======== Data listing ========

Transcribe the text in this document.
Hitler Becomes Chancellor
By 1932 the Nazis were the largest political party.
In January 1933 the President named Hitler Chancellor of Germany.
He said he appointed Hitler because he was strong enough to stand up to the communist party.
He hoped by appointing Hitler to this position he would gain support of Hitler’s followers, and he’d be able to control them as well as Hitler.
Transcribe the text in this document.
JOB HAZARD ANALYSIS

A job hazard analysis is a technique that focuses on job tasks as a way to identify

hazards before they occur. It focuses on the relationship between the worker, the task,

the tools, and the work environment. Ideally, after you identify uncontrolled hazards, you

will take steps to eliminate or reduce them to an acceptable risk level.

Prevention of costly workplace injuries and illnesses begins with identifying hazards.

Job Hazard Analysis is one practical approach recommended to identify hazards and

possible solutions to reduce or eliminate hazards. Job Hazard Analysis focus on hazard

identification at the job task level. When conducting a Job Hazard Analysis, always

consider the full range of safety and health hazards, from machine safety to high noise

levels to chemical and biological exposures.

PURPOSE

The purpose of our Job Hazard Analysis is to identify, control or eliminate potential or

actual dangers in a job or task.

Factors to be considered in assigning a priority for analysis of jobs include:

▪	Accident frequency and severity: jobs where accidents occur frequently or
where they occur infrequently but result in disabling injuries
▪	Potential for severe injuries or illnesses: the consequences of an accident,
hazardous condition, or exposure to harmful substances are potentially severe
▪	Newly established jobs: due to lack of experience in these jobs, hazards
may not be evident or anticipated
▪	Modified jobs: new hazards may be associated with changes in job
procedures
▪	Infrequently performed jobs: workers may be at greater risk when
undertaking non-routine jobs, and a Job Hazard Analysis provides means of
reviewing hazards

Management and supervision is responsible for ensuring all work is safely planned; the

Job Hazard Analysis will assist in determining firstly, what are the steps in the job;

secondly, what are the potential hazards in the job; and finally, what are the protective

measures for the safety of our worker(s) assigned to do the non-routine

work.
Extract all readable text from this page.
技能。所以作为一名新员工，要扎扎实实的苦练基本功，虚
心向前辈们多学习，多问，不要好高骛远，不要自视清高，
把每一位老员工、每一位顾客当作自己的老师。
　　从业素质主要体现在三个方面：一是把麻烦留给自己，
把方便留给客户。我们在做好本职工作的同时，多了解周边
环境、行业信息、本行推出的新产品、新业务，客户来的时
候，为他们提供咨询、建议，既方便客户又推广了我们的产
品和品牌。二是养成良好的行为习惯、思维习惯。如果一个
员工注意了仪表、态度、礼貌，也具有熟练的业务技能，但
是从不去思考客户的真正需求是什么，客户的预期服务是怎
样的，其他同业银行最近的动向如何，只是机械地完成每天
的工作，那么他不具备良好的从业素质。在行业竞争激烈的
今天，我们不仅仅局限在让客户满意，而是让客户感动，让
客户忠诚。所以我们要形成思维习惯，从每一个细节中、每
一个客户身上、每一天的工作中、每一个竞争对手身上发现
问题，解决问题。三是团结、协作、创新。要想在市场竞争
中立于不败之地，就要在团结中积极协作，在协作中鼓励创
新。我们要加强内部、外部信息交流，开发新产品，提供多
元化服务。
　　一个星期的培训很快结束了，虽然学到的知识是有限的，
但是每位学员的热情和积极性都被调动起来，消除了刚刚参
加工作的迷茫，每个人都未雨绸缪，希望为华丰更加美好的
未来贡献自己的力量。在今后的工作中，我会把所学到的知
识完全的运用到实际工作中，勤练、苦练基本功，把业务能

========

Work required
Pick each line holding the word "with" out of the listing.

Response to the task
Prevention of costly workplace injuries and illnesses begins with identifying hazards.
▪	Modified jobs: new hazards may be associated with changes in job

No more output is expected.